#### [Records for processing]

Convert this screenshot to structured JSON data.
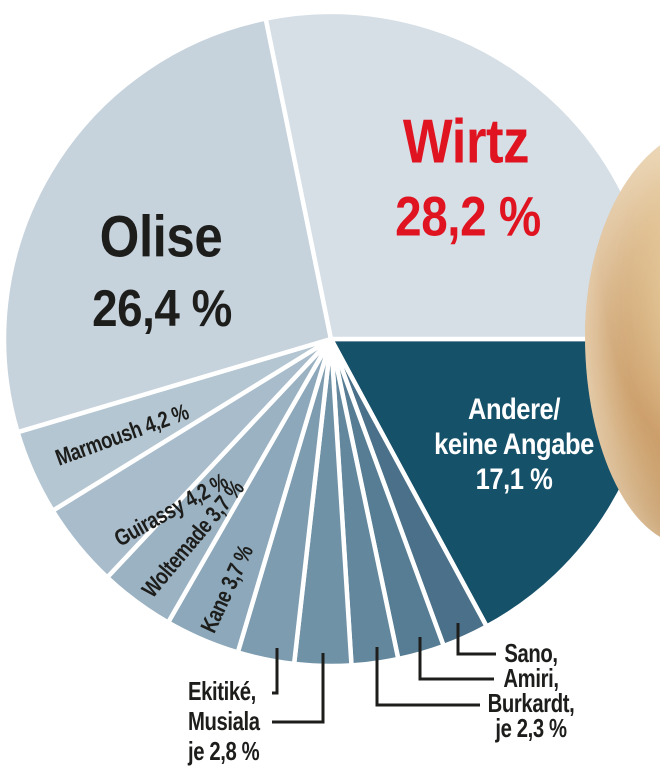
{
  "chart_data": {
    "type": "pie",
    "title": "",
    "unit": "%",
    "legend": "none",
    "separator_color": "#ffffff",
    "start_angle_deg": 0,
    "direction": "clockwise from east",
    "slices": [
      {
        "label": "Andere/keine Angabe",
        "value": 17.1,
        "display": "17,1 %",
        "color": "#16516a"
      },
      {
        "label": "Sano",
        "value": 2.3,
        "display": "2,3 %",
        "color": "#4a7189"
      },
      {
        "label": "Amiri",
        "value": 2.3,
        "display": "2,3 %",
        "color": "#567d93"
      },
      {
        "label": "Burkardt",
        "value": 2.3,
        "display": "2,3 %",
        "color": "#63879d"
      },
      {
        "label": "Musiala",
        "value": 2.8,
        "display": "2,8 %",
        "color": "#7092a7"
      },
      {
        "label": "Ekitiké",
        "value": 2.8,
        "display": "2,8 %",
        "color": "#7d9cb0"
      },
      {
        "label": "Kane",
        "value": 3.7,
        "display": "3,7 %",
        "color": "#8ca8ba"
      },
      {
        "label": "Woltemade",
        "value": 3.7,
        "display": "3,7 %",
        "color": "#9ab2c2"
      },
      {
        "label": "Guirassy",
        "value": 4.2,
        "display": "4,2 %",
        "color": "#a8bccb"
      },
      {
        "label": "Marmoush",
        "value": 4.2,
        "display": "4,2 %",
        "color": "#b4c6d2"
      },
      {
        "label": "Olise",
        "value": 26.4,
        "display": "26,4 %",
        "color": "#c6d2dc"
      },
      {
        "label": "Wirtz",
        "value": 28.2,
        "display": "28,2 %",
        "color": "#d6dfe6"
      }
    ]
  },
  "labels": {
    "wirtz": {
      "name": "Wirtz",
      "value": "28,2 %",
      "color": "#e01321"
    },
    "olise": {
      "name": "Olise",
      "value": "26,4 %"
    },
    "andere": {
      "line1": "Andere/",
      "line2": "keine Angabe",
      "line3": "17,1 %"
    },
    "marmoush": "Marmoush 4,2 %",
    "guirassy": "Guirassy 4,2 %",
    "woltemade": "Woltemade 3,7 %",
    "kane": "Kane 3,7 %"
  },
  "callouts": {
    "left": {
      "line1": "Ekitiké,",
      "line2": "Musiala",
      "line3": "je 2,8 %"
    },
    "right": {
      "line1": "Sano,",
      "line2": "Amiri,",
      "line3": "Burkardt,",
      "line4": "je 2,3 %"
    }
  },
  "decor": {
    "photo_fragment": "skin-tone photo cutout overlapping upper right edge of pie"
  }
}
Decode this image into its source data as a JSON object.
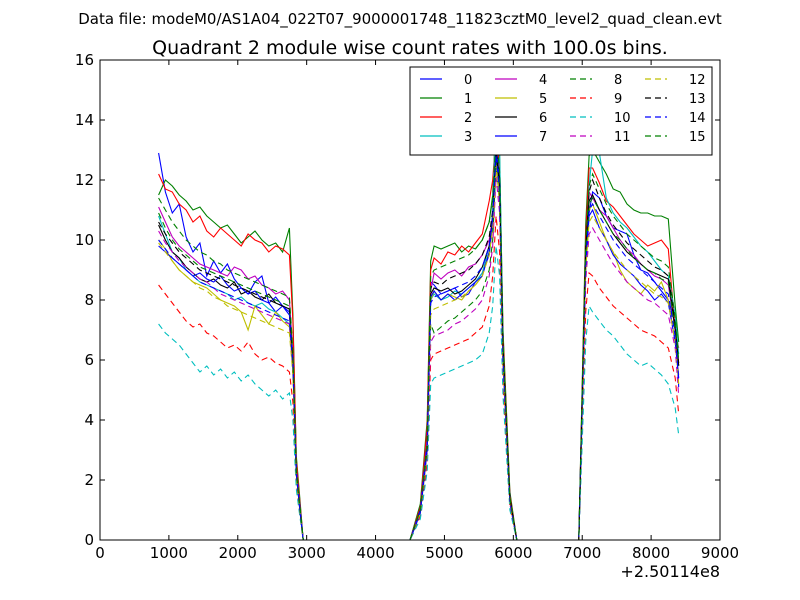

#### [The exercise]
Transcribe the material exactly, keeping every word and none of the pictures.

#### [Written response]
Convert this screenshot to structured JSON data.
{
  "chart_data": {
    "type": "pie",
    "title": "",
    "unit": "%",
    "legend": "none",
    "separator_color": "#ffffff",
    "start_angle_deg": 0,
    "direction": "clockwise from east",
    "slices": [
      {
        "label": "Andere/keine Angabe",
        "value": 17.1,
        "display": "17,1 %",
        "color": "#16516a"
      },
      {
        "label": "Sano",
        "value": 2.3,
        "display": "2,3 %",
        "color": "#4a7189"
      },
      {
        "label": "Amiri",
        "value": 2.3,
        "display": "2,3 %",
        "color": "#567d93"
      },
      {
        "label": "Burkardt",
        "value": 2.3,
        "display": "2,3 %",
        "color": "#63879d"
      },
      {
        "label": "Musiala",
        "value": 2.8,
        "display": "2,8 %",
        "color": "#7092a7"
      },
      {
        "label": "Ekitiké",
        "value": 2.8,
        "display": "2,8 %",
        "color": "#7d9cb0"
      },
      {
        "label": "Kane",
        "value": 3.7,
        "display": "3,7 %",
        "color": "#8ca8ba"
      },
      {
        "label": "Woltemade",
        "value": 3.7,
        "display": "3,7 %",
        "color": "#9ab2c2"
      },
      {
        "label": "Guirassy",
        "value": 4.2,
        "display": "4,2 %",
        "color": "#a8bccb"
      },
      {
        "label": "Marmoush",
        "value": 4.2,
        "display": "4,2 %",
        "color": "#b4c6d2"
      },
      {
        "label": "Olise",
        "value": 26.4,
        "display": "26,4 %",
        "color": "#c6d2dc"
      },
      {
        "label": "Wirtz",
        "value": 28.2,
        "display": "28,2 %",
        "color": "#d6dfe6"
      }
    ]
  },
  "labels": {
    "wirtz": {
      "name": "Wirtz",
      "value": "28,2 %",
      "color": "#e01321"
    },
    "olise": {
      "name": "Olise",
      "value": "26,4 %"
    },
    "andere": {
      "line1": "Andere/",
      "line2": "keine Angabe",
      "line3": "17,1 %"
    },
    "marmoush": "Marmoush 4,2 %",
    "guirassy": "Guirassy 4,2 %",
    "woltemade": "Woltemade 3,7 %",
    "kane": "Kane 3,7 %"
  },
  "callouts": {
    "left": {
      "line1": "Ekitiké,",
      "line2": "Musiala",
      "line3": "je 2,8 %"
    },
    "right": {
      "line1": "Sano,",
      "line2": "Amiri,",
      "line3": "Burkardt,",
      "line4": "je 2,3 %"
    }
  },
  "decor": {
    "photo_fragment": "skin-tone photo cutout overlapping upper right edge of pie"
  }
}
Decode this image into its source data as a JSON object.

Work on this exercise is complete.